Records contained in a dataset
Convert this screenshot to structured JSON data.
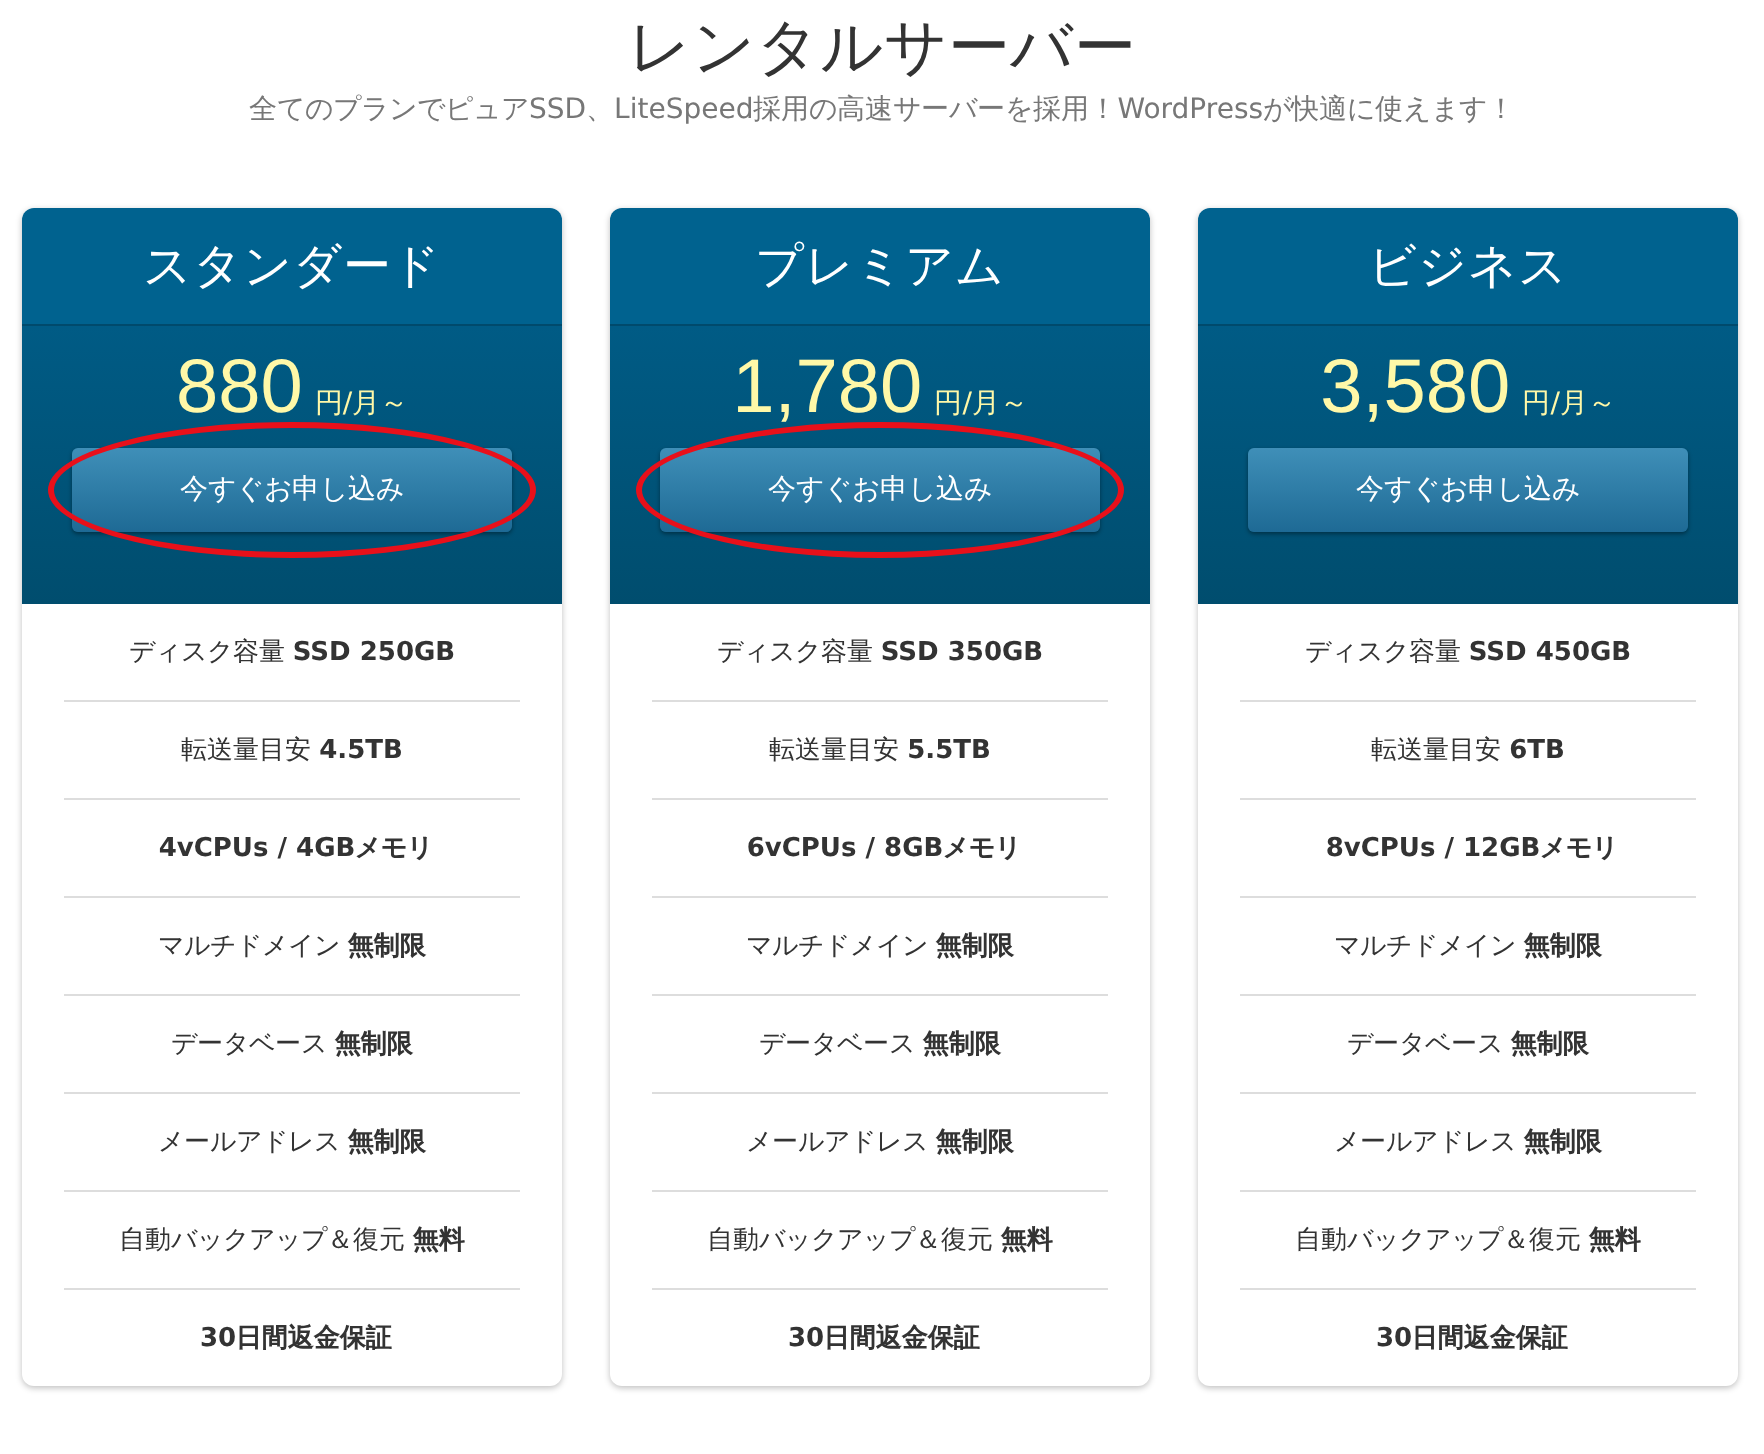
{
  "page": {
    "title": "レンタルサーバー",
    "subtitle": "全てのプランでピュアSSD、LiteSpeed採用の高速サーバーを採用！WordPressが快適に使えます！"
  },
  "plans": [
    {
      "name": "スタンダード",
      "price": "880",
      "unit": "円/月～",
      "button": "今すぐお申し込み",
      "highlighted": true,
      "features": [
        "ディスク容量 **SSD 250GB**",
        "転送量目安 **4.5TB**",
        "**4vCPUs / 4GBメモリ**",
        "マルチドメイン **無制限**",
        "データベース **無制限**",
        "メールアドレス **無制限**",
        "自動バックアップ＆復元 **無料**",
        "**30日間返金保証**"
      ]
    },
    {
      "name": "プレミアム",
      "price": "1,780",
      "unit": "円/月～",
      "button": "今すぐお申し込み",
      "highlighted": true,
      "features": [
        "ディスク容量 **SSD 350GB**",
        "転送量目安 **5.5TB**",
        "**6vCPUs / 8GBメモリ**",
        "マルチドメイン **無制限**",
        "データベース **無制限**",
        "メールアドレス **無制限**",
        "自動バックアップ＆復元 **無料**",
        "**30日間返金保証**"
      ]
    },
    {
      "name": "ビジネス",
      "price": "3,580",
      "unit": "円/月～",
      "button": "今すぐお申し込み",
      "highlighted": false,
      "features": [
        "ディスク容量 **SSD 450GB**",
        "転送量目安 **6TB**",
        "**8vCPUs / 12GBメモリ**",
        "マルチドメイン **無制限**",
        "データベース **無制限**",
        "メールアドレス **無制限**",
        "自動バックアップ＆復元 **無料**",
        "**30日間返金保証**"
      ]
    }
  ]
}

==

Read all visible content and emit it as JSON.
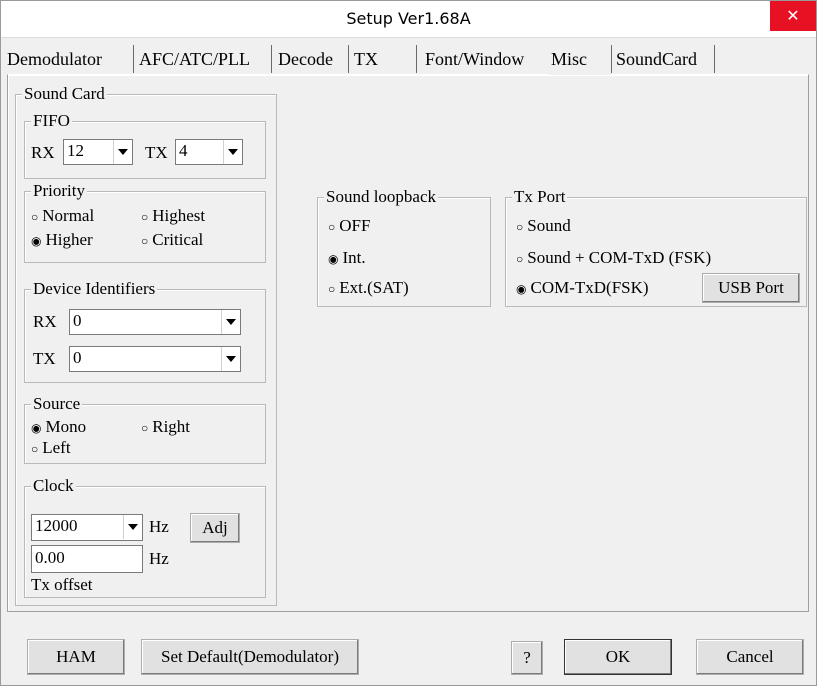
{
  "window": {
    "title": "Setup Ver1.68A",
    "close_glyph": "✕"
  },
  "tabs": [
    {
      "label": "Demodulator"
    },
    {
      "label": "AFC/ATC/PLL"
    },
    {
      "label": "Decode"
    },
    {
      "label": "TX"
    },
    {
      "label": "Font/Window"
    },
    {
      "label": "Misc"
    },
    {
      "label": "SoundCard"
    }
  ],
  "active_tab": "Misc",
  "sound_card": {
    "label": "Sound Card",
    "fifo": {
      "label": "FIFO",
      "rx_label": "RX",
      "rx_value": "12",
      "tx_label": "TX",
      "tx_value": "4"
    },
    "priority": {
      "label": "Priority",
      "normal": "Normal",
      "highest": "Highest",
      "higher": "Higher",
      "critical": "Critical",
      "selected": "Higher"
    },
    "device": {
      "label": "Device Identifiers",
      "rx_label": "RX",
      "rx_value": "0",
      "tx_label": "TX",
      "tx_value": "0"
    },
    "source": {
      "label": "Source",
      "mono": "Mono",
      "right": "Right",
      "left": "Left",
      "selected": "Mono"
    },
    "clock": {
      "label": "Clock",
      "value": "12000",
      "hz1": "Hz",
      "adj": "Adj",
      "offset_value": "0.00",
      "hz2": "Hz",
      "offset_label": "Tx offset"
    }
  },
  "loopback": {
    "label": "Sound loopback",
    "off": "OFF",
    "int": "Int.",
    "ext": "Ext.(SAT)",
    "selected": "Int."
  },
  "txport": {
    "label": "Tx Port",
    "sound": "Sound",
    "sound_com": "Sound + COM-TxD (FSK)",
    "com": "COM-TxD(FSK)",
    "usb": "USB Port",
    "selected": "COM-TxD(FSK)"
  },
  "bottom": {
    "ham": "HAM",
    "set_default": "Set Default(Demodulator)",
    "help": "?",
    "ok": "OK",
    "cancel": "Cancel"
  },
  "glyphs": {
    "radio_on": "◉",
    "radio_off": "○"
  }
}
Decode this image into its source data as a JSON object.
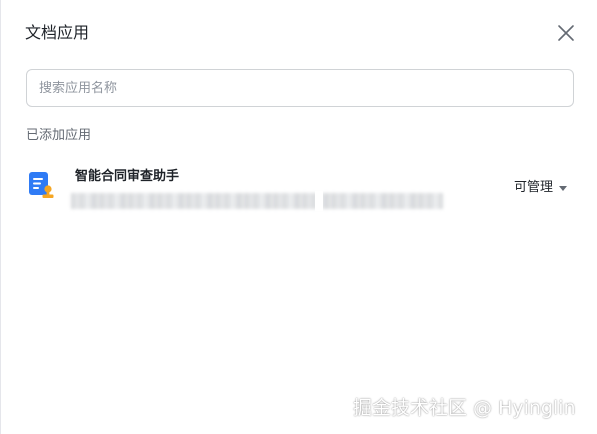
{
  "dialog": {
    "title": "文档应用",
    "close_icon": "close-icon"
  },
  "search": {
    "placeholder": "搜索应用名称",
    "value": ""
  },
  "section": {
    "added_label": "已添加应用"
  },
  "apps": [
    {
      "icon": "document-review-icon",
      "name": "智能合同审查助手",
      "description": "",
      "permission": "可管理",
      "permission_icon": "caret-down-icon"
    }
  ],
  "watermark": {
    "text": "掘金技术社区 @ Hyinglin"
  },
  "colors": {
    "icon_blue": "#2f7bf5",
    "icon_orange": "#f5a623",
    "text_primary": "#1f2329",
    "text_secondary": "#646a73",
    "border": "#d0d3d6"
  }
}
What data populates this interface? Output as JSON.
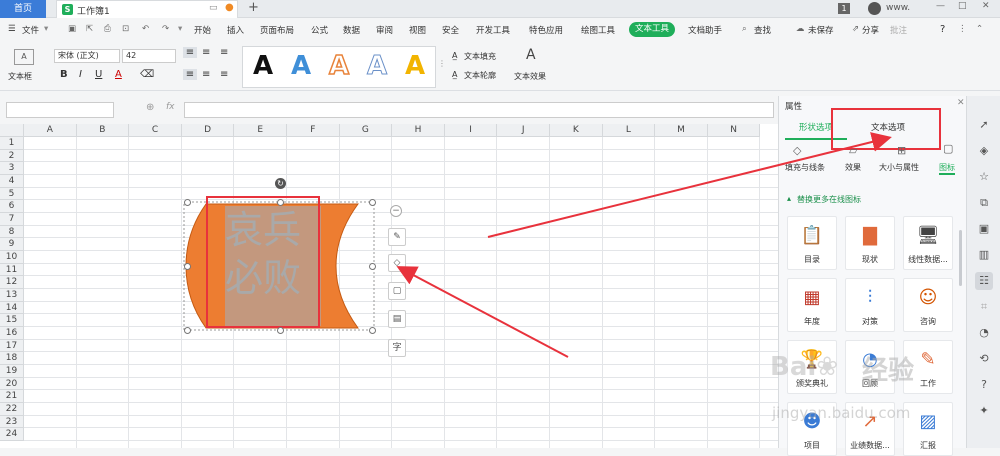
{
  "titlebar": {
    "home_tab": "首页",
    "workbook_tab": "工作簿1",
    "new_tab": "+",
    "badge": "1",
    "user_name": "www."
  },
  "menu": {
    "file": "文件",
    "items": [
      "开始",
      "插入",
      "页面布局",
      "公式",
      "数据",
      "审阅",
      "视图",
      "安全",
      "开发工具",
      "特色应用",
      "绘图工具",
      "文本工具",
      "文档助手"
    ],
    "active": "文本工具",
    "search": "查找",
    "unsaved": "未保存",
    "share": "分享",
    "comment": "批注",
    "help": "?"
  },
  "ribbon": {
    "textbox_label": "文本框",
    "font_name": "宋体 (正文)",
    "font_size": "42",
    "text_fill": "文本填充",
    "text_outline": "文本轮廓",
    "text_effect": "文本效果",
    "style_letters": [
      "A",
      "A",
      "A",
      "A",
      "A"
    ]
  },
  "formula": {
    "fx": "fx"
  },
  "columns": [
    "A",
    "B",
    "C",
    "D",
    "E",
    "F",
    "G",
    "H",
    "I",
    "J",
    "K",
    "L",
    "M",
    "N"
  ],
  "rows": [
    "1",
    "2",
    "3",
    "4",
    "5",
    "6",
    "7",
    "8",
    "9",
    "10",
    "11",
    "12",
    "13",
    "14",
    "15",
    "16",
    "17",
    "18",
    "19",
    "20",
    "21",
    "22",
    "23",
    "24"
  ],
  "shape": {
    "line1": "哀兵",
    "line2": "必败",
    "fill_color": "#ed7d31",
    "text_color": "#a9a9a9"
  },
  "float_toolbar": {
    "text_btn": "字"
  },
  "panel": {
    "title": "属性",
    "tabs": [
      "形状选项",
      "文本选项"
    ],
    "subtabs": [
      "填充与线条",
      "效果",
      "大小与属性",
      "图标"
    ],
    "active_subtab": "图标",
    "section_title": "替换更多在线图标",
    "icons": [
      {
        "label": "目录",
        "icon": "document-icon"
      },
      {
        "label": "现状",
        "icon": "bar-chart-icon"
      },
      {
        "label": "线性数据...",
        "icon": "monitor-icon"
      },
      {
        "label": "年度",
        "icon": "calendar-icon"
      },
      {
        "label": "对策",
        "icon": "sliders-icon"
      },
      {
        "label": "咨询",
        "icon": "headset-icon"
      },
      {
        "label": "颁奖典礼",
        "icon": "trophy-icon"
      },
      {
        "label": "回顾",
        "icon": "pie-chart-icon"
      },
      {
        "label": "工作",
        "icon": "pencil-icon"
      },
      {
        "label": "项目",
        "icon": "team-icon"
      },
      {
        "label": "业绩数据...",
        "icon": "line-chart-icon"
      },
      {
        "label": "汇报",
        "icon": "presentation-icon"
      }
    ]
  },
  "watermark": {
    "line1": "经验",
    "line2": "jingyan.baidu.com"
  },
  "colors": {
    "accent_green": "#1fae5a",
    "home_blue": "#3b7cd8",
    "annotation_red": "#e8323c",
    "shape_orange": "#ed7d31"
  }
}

* * *

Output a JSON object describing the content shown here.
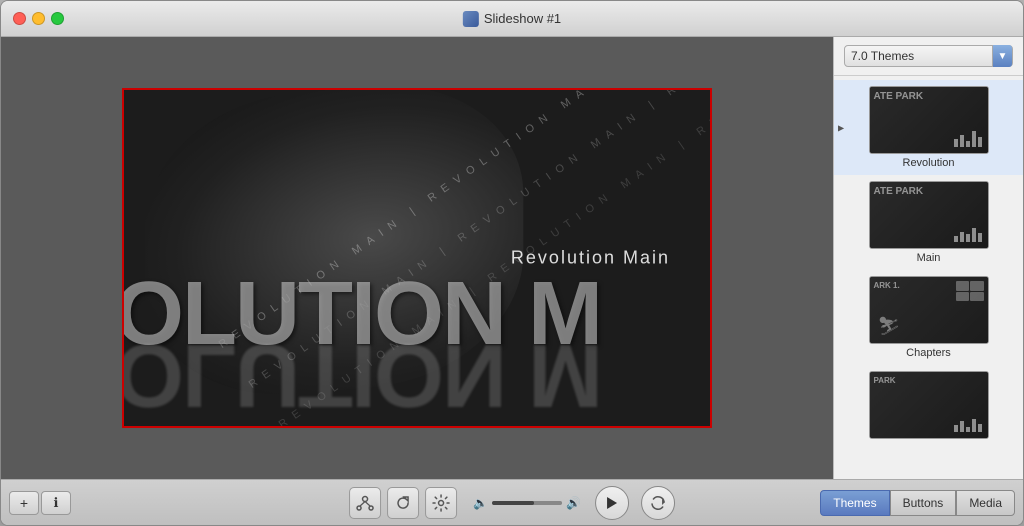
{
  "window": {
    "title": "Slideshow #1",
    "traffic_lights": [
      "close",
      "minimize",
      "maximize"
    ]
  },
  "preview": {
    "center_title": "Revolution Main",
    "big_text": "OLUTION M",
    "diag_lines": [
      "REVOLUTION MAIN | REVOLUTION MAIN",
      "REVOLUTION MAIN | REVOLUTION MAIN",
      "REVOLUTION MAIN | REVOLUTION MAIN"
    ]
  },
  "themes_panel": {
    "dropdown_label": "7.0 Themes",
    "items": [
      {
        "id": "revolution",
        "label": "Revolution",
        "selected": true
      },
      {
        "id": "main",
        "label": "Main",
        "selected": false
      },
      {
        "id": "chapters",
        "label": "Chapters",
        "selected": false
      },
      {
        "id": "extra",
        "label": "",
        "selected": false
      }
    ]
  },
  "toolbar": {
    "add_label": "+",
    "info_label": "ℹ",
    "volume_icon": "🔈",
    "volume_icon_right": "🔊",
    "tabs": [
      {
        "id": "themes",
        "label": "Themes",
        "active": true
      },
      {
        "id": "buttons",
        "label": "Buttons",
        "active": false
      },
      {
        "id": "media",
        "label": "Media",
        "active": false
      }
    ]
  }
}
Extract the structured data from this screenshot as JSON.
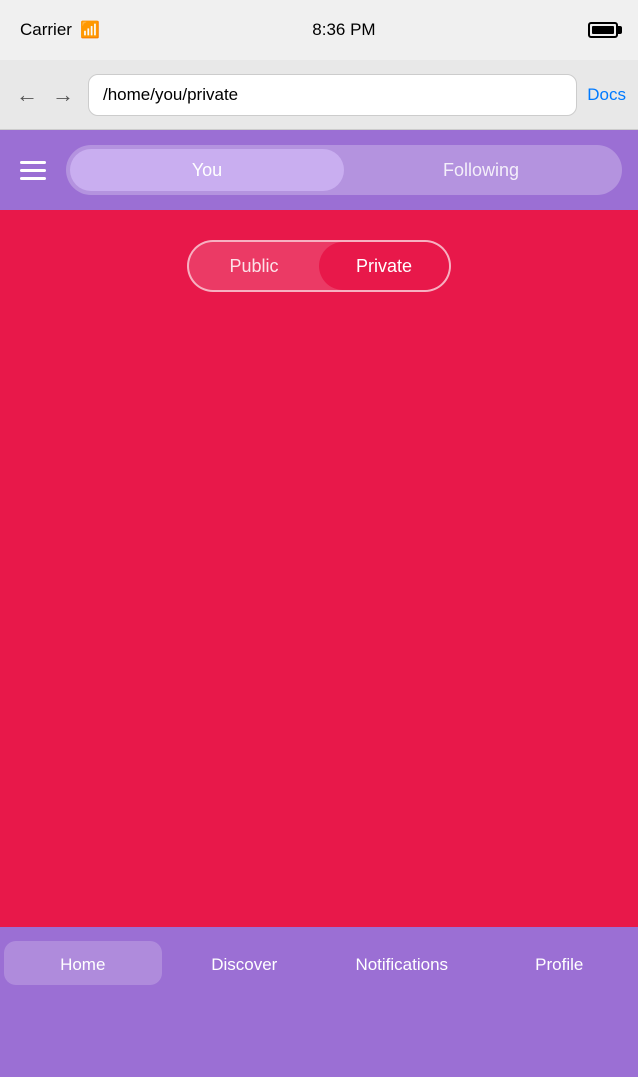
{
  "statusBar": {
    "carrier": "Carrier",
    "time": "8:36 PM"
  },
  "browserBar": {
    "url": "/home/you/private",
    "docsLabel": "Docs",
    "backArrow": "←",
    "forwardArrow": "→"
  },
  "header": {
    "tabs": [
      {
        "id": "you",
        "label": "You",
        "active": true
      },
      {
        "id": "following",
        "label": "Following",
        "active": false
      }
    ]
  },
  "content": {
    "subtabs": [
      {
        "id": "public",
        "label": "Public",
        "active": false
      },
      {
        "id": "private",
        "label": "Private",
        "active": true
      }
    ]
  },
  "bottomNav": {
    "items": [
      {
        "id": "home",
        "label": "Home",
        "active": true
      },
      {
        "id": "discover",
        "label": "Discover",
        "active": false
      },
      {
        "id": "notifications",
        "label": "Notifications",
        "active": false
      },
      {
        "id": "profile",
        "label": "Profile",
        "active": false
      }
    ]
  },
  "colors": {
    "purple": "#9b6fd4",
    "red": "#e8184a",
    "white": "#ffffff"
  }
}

### [TASK DESCRIPTION]
Gather all lines of the records that include the word "Output".

### [CORRECT RESPONSE]
What data populates this interface? Output as JSON.
Output a JSON object describing the content shown here.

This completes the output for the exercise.